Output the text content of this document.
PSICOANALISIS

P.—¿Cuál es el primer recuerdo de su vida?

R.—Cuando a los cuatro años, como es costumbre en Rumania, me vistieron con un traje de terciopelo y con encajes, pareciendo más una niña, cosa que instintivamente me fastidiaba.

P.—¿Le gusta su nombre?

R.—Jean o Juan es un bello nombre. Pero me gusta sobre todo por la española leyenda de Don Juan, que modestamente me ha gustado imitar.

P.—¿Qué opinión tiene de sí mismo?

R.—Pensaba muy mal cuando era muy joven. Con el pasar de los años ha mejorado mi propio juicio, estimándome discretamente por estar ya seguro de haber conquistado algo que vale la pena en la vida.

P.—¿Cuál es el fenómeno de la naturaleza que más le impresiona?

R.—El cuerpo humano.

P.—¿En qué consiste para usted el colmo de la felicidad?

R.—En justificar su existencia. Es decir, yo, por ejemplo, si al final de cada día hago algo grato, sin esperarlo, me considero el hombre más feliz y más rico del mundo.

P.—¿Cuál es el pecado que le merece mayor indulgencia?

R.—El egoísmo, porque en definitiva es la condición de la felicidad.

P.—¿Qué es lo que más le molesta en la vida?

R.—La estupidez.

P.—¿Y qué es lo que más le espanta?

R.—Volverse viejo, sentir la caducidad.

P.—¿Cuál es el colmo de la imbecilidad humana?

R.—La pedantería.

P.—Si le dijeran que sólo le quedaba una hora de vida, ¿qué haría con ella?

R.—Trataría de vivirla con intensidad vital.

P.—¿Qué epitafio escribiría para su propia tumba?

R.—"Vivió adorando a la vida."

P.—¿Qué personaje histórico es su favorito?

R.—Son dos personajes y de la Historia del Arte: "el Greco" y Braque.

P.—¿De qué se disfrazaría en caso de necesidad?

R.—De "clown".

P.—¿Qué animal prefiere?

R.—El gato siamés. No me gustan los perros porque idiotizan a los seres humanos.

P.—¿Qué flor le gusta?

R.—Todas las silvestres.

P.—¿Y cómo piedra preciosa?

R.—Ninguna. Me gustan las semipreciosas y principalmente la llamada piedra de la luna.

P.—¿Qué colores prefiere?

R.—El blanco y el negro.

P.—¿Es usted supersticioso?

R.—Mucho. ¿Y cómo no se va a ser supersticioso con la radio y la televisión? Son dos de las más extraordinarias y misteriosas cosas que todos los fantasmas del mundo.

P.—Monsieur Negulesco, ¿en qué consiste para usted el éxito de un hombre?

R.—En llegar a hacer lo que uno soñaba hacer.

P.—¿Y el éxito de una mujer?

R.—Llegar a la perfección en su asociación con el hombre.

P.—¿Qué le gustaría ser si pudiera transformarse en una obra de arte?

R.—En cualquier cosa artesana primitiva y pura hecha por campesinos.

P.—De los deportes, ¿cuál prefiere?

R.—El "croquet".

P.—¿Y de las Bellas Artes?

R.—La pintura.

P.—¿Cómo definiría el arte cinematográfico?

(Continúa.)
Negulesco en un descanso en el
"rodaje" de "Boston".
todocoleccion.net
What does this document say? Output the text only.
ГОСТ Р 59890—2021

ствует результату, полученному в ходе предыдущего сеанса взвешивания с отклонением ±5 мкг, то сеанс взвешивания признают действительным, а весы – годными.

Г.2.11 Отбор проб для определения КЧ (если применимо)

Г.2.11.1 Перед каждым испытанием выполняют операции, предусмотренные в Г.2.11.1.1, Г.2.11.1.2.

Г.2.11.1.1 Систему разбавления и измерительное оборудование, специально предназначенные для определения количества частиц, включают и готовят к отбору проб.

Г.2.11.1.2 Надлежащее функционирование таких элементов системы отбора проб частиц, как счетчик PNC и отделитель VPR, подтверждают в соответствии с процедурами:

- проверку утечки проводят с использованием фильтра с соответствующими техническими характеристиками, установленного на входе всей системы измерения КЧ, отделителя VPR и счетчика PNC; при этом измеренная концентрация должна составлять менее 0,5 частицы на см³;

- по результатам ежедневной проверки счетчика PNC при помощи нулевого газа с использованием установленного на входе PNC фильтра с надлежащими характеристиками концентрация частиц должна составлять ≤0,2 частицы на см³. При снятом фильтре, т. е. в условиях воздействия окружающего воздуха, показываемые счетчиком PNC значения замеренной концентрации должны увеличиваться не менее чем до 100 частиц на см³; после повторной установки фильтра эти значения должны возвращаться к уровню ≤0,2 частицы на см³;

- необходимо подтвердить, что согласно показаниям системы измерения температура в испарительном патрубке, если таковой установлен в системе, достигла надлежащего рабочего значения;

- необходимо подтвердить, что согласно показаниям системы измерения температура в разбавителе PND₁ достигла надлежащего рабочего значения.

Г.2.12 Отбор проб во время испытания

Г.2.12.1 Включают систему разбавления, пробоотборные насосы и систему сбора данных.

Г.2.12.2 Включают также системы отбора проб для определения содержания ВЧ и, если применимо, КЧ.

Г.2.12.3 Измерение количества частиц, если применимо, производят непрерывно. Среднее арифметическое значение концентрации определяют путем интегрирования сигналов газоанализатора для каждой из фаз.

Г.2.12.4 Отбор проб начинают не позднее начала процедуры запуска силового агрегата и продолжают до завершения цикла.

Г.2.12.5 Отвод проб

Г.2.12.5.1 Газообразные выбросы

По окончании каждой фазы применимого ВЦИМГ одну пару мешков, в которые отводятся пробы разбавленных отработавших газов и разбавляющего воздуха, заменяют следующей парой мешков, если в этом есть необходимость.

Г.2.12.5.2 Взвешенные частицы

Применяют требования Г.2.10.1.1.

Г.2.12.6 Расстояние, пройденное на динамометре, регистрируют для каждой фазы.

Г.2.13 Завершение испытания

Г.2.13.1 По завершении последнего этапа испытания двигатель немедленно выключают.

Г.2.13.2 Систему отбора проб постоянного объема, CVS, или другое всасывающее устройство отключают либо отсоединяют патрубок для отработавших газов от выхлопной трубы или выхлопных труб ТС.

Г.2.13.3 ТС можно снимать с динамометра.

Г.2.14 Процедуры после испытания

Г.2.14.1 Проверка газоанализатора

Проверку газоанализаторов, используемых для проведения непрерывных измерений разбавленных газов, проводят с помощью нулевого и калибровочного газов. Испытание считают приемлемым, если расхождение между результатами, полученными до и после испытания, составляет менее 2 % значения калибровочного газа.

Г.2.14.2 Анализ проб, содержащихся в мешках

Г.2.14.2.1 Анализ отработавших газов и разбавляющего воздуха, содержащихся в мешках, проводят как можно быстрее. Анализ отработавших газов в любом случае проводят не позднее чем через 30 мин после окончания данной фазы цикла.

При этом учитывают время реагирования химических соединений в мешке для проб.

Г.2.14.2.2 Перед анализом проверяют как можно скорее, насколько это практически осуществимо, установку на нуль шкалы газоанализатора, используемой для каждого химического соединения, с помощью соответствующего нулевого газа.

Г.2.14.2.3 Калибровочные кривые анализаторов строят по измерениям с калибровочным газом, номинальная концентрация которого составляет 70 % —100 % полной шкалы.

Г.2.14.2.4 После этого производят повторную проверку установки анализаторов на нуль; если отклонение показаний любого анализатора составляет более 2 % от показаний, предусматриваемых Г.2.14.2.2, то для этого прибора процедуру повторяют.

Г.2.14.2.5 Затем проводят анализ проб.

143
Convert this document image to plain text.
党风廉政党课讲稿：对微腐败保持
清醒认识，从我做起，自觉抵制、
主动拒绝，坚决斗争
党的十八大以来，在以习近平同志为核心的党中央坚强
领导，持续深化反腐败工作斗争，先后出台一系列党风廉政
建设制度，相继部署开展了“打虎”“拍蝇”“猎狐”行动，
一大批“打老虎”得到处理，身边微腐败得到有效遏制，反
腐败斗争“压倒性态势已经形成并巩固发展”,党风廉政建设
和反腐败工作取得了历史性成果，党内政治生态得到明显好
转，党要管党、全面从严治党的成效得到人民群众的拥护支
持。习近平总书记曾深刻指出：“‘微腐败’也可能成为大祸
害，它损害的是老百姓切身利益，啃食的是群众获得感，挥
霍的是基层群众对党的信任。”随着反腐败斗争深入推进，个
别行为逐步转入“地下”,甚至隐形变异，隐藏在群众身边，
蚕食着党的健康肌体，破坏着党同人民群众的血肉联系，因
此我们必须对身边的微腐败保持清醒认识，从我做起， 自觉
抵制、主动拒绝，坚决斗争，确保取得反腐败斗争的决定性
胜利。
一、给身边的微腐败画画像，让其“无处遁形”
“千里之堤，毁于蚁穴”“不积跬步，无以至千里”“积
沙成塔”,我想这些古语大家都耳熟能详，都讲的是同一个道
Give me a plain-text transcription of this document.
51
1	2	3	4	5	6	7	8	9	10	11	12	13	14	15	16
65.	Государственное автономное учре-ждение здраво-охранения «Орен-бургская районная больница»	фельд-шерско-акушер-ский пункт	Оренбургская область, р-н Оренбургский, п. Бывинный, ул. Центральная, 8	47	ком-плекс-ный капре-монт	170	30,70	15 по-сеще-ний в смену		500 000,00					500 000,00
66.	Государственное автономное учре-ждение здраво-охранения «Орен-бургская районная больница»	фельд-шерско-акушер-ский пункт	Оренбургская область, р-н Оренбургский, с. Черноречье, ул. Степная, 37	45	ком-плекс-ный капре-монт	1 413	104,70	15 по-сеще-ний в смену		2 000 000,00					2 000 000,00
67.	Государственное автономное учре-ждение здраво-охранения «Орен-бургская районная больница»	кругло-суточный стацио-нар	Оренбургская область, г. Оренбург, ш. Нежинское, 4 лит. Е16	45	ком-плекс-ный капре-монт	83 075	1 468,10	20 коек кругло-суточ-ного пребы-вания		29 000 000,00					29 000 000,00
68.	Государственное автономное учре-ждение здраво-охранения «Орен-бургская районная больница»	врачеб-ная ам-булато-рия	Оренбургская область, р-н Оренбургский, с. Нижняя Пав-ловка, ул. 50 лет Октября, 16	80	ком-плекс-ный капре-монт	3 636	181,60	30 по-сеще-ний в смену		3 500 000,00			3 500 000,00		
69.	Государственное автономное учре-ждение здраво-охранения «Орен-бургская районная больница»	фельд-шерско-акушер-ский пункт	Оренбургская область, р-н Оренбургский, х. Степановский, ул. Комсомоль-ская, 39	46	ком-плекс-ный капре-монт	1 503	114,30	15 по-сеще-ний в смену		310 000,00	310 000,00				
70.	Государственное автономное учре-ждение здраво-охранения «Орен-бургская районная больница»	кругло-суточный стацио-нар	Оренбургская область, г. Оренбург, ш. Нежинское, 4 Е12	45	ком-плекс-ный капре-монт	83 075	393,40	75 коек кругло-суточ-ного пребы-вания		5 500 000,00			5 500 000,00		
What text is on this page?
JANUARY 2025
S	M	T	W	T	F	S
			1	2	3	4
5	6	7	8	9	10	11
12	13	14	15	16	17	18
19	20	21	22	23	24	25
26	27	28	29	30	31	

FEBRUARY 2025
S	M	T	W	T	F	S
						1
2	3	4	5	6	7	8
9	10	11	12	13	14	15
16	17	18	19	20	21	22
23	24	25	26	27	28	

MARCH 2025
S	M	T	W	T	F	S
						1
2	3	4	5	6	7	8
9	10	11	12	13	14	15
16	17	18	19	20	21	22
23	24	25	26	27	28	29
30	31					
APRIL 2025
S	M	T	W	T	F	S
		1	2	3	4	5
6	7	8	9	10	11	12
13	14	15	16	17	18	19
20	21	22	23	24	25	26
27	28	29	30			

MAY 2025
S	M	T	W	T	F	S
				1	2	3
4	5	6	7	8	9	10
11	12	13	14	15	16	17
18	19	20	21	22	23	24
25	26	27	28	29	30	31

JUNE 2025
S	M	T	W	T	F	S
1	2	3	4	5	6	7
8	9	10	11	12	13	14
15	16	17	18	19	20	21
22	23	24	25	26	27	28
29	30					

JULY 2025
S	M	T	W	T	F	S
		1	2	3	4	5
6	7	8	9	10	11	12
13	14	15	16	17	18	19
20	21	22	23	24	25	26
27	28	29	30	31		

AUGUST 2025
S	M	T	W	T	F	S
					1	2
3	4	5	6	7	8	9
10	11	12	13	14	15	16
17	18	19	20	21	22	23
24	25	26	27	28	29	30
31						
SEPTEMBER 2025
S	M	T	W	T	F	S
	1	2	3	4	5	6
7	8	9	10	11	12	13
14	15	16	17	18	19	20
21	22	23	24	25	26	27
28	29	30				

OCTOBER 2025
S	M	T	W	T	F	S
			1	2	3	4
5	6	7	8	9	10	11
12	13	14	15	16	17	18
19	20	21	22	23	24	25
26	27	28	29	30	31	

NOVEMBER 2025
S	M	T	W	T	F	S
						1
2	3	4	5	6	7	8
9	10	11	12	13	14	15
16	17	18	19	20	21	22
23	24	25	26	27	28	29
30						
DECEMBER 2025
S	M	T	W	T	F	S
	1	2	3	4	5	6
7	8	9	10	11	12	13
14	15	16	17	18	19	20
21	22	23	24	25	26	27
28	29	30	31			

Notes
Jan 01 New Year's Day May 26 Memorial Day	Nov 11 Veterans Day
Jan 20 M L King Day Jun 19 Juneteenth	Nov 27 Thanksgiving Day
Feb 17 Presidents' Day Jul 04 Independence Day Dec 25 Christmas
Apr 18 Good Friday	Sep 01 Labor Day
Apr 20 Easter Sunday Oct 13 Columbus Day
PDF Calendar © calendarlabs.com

## OBJECTIVE
Check each line of the entries for the string "достигла". Copy the lines that have it.

## WORKED SOLUTION
- необходимо подтвердить, что согласно показаниям системы измерения температура в испарительном патрубке, если таковой установлен в системе, достигла надлежащего рабочего значения;
- необходимо подтвердить, что согласно показаниям системы измерения температура в разбавителе PND₁ достигла надлежащего рабочего значения.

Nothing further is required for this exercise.